§ **AIM**
The listing beneath should be written out in full, exactly as shown.

* START *

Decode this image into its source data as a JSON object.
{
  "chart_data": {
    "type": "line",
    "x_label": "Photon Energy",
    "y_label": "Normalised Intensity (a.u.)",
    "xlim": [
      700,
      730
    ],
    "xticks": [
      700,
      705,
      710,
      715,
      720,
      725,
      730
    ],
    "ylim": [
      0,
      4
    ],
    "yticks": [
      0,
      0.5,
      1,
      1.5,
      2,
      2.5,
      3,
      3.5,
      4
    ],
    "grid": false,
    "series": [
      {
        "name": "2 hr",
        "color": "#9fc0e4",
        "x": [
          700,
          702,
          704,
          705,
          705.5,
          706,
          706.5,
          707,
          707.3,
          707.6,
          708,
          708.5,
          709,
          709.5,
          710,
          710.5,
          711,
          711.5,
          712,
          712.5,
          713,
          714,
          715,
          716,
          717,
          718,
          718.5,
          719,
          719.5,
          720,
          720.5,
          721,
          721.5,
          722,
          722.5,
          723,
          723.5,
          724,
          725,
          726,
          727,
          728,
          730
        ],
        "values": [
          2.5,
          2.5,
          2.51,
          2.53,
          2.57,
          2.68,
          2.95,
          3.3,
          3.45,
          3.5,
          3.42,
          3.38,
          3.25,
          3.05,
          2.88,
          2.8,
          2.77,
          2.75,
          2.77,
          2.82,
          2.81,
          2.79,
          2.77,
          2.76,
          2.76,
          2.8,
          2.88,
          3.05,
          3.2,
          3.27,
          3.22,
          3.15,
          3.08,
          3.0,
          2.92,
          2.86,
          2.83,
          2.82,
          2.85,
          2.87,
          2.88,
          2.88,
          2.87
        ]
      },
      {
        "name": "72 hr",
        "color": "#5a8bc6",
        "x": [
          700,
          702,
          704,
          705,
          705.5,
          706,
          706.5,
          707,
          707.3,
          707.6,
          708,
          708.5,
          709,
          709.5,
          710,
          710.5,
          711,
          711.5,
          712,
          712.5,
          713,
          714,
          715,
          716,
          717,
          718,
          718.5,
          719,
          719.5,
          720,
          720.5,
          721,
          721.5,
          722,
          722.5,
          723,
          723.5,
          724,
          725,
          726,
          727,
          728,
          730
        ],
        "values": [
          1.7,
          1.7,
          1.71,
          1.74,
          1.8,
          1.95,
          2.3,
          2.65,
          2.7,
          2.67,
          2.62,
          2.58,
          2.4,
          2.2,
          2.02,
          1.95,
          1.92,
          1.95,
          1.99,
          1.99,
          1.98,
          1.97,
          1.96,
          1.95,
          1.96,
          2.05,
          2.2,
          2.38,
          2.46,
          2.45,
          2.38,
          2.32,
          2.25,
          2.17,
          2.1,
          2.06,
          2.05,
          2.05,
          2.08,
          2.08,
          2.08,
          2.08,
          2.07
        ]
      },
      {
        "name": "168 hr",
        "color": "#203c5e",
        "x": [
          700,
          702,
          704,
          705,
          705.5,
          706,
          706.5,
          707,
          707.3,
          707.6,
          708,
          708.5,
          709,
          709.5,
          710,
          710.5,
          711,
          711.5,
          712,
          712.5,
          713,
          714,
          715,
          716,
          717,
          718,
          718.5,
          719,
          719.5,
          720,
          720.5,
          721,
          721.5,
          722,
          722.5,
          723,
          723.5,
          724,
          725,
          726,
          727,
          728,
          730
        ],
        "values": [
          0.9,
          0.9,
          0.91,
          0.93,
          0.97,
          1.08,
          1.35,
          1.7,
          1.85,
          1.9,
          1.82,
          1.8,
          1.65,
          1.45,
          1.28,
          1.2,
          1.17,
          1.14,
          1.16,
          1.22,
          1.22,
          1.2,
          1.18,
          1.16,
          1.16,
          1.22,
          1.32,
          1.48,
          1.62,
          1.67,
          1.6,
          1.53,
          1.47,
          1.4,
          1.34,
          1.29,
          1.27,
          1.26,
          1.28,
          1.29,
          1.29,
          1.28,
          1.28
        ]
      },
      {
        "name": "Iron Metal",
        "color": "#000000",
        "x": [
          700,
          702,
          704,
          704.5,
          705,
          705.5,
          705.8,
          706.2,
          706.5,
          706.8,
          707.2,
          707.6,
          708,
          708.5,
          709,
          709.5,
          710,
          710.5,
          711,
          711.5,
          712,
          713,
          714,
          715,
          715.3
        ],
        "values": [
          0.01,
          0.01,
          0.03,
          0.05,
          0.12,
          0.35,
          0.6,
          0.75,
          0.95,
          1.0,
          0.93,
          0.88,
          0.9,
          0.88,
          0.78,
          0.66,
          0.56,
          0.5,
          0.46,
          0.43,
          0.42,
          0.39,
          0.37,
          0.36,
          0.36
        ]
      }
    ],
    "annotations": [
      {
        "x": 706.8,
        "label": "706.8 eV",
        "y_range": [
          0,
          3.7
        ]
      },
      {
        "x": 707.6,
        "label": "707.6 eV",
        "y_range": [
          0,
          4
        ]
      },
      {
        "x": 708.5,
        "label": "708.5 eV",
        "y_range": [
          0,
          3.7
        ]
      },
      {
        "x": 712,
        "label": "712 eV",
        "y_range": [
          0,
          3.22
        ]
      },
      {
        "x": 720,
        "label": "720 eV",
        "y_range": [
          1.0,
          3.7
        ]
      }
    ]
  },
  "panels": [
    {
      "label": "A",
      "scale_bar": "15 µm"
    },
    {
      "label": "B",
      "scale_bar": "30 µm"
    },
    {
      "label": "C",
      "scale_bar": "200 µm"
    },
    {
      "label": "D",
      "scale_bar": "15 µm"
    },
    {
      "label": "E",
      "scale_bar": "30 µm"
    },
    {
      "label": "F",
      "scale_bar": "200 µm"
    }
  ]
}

* END *

§ **RESULT**
Decode this image into its source data as a JSON object.
{
  "chart_data": {
    "type": "line",
    "x_label": "Photon Energy",
    "y_label": "Normalised Intensity (a.u.)",
    "xlim": [
      700,
      730
    ],
    "xticks": [
      700,
      705,
      710,
      715,
      720,
      725,
      730
    ],
    "ylim": [
      0,
      4
    ],
    "yticks": [
      0,
      0.5,
      1,
      1.5,
      2,
      2.5,
      3,
      3.5,
      4
    ],
    "grid": false,
    "series": [
      {
        "name": "2 hr",
        "color": "#9fc0e4",
        "x": [
          700,
          702,
          704,
          705,
          705.5,
          706,
          706.5,
          707,
          707.3,
          707.6,
          708,
          708.5,
          709,
          709.5,
          710,
          710.5,
          711,
          711.5,
          712,
          712.5,
          713,
          714,
          715,
          716,
          717,
          718,
          718.5,
          719,
          719.5,
          720,
          720.5,
          721,
          721.5,
          722,
          722.5,
          723,
          723.5,
          724,
          725,
          726,
          727,
          728,
          730
        ],
        "values": [
          2.5,
          2.5,
          2.51,
          2.53,
          2.57,
          2.68,
          2.95,
          3.3,
          3.45,
          3.5,
          3.42,
          3.38,
          3.25,
          3.05,
          2.88,
          2.8,
          2.77,
          2.75,
          2.77,
          2.82,
          2.81,
          2.79,
          2.77,
          2.76,
          2.76,
          2.8,
          2.88,
          3.05,
          3.2,
          3.27,
          3.22,
          3.15,
          3.08,
          3.0,
          2.92,
          2.86,
          2.83,
          2.82,
          2.85,
          2.87,
          2.88,
          2.88,
          2.87
        ]
      },
      {
        "name": "72 hr",
        "color": "#5a8bc6",
        "x": [
          700,
          702,
          704,
          705,
          705.5,
          706,
          706.5,
          707,
          707.3,
          707.6,
          708,
          708.5,
          709,
          709.5,
          710,
          710.5,
          711,
          711.5,
          712,
          712.5,
          713,
          714,
          715,
          716,
          717,
          718,
          718.5,
          719,
          719.5,
          720,
          720.5,
          721,
          721.5,
          722,
          722.5,
          723,
          723.5,
          724,
          725,
          726,
          727,
          728,
          730
        ],
        "values": [
          1.7,
          1.7,
          1.71,
          1.74,
          1.8,
          1.95,
          2.3,
          2.65,
          2.7,
          2.67,
          2.62,
          2.58,
          2.4,
          2.2,
          2.02,
          1.95,
          1.92,
          1.95,
          1.99,
          1.99,
          1.98,
          1.97,
          1.96,
          1.95,
          1.96,
          2.05,
          2.2,
          2.38,
          2.46,
          2.45,
          2.38,
          2.32,
          2.25,
          2.17,
          2.1,
          2.06,
          2.05,
          2.05,
          2.08,
          2.08,
          2.08,
          2.08,
          2.07
        ]
      },
      {
        "name": "168 hr",
        "color": "#203c5e",
        "x": [
          700,
          702,
          704,
          705,
          705.5,
          706,
          706.5,
          707,
          707.3,
          707.6,
          708,
          708.5,
          709,
          709.5,
          710,
          710.5,
          711,
          711.5,
          712,
          712.5,
          713,
          714,
          715,
          716,
          717,
          718,
          718.5,
          719,
          719.5,
          720,
          720.5,
          721,
          721.5,
          722,
          722.5,
          723,
          723.5,
          724,
          725,
          726,
          727,
          728,
          730
        ],
        "values": [
          0.9,
          0.9,
          0.91,
          0.93,
          0.97,
          1.08,
          1.35,
          1.7,
          1.85,
          1.9,
          1.82,
          1.8,
          1.65,
          1.45,
          1.28,
          1.2,
          1.17,
          1.14,
          1.16,
          1.22,
          1.22,
          1.2,
          1.18,
          1.16,
          1.16,
          1.22,
          1.32,
          1.48,
          1.62,
          1.67,
          1.6,
          1.53,
          1.47,
          1.4,
          1.34,
          1.29,
          1.27,
          1.26,
          1.28,
          1.29,
          1.29,
          1.28,
          1.28
        ]
      },
      {
        "name": "Iron Metal",
        "color": "#000000",
        "x": [
          700,
          702,
          704,
          704.5,
          705,
          705.5,
          705.8,
          706.2,
          706.5,
          706.8,
          707.2,
          707.6,
          708,
          708.5,
          709,
          709.5,
          710,
          710.5,
          711,
          711.5,
          712,
          713,
          714,
          715,
          715.3
        ],
        "values": [
          0.01,
          0.01,
          0.03,
          0.05,
          0.12,
          0.35,
          0.6,
          0.75,
          0.95,
          1.0,
          0.93,
          0.88,
          0.9,
          0.88,
          0.78,
          0.66,
          0.56,
          0.5,
          0.46,
          0.43,
          0.42,
          0.39,
          0.37,
          0.36,
          0.36
        ]
      }
    ],
    "annotations": [
      {
        "x": 706.8,
        "label": "706.8 eV",
        "y_range": [
          0,
          3.7
        ]
      },
      {
        "x": 707.6,
        "label": "707.6 eV",
        "y_range": [
          0,
          4
        ]
      },
      {
        "x": 708.5,
        "label": "708.5 eV",
        "y_range": [
          0,
          3.7
        ]
      },
      {
        "x": 712,
        "label": "712 eV",
        "y_range": [
          0,
          3.22
        ]
      },
      {
        "x": 720,
        "label": "720 eV",
        "y_range": [
          1.0,
          3.7
        ]
      }
    ]
  },
  "panels": [
    {
      "label": "A",
      "scale_bar": "15 µm"
    },
    {
      "label": "B",
      "scale_bar": "30 µm"
    },
    {
      "label": "C",
      "scale_bar": "200 µm"
    },
    {
      "label": "D",
      "scale_bar": "15 µm"
    },
    {
      "label": "E",
      "scale_bar": "30 µm"
    },
    {
      "label": "F",
      "scale_bar": "200 µm"
    }
  ]
}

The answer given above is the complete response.